→ Work instructions
Lines that contain the string "equipment" are to be copied; leave out all others.

→ Exercise input

————

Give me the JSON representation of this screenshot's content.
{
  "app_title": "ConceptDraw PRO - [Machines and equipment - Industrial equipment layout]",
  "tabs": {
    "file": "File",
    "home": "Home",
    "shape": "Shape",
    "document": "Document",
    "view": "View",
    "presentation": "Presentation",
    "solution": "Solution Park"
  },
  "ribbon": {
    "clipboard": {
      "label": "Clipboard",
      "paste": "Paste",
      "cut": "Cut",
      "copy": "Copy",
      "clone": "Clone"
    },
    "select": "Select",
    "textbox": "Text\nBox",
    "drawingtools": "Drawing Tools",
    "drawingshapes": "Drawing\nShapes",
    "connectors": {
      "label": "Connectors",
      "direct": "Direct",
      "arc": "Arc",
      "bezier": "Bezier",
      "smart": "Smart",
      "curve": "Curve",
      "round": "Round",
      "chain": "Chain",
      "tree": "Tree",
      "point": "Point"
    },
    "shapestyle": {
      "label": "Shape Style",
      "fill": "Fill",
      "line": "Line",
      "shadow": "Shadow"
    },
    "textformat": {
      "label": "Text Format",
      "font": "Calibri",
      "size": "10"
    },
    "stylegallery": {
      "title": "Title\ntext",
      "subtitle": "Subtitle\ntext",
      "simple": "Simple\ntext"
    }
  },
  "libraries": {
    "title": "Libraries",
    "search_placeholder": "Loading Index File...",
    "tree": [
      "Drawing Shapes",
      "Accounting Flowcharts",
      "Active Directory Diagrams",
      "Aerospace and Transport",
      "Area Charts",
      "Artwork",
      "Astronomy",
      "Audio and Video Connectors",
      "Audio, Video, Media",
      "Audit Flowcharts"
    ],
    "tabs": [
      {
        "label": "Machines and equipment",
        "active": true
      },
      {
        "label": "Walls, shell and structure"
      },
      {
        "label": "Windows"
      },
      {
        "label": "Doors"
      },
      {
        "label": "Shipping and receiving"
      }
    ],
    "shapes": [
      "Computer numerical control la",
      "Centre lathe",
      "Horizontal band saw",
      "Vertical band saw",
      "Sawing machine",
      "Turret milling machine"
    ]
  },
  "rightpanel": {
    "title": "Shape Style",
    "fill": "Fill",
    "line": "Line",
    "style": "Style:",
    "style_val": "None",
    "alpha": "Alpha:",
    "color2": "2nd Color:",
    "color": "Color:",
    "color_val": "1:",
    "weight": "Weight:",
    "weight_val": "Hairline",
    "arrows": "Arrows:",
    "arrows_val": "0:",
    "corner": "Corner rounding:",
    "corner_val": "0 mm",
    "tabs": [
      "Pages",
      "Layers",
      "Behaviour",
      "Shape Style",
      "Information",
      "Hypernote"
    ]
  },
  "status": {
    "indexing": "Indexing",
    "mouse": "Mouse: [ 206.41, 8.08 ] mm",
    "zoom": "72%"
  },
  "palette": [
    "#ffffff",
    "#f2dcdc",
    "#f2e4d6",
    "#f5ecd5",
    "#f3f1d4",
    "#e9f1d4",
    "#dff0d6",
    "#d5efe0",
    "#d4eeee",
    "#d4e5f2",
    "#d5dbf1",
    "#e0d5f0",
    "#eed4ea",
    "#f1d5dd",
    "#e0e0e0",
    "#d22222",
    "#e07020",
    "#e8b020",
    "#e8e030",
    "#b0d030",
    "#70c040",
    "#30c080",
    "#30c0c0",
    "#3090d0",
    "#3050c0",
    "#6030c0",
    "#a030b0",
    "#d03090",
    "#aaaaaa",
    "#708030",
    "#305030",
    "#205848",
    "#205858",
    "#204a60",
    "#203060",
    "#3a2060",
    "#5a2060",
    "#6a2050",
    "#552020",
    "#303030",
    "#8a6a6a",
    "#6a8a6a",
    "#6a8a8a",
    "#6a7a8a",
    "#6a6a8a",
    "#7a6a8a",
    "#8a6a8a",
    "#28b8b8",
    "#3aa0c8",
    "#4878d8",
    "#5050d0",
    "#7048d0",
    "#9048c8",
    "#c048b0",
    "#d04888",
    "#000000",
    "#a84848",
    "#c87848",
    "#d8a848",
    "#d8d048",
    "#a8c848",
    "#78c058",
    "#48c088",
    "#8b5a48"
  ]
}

————

→ Reply to the exercise
  "app_title": "ConceptDraw PRO - [Machines and equipment - Industrial equipment layout]",
        "label": "Machines and equipment",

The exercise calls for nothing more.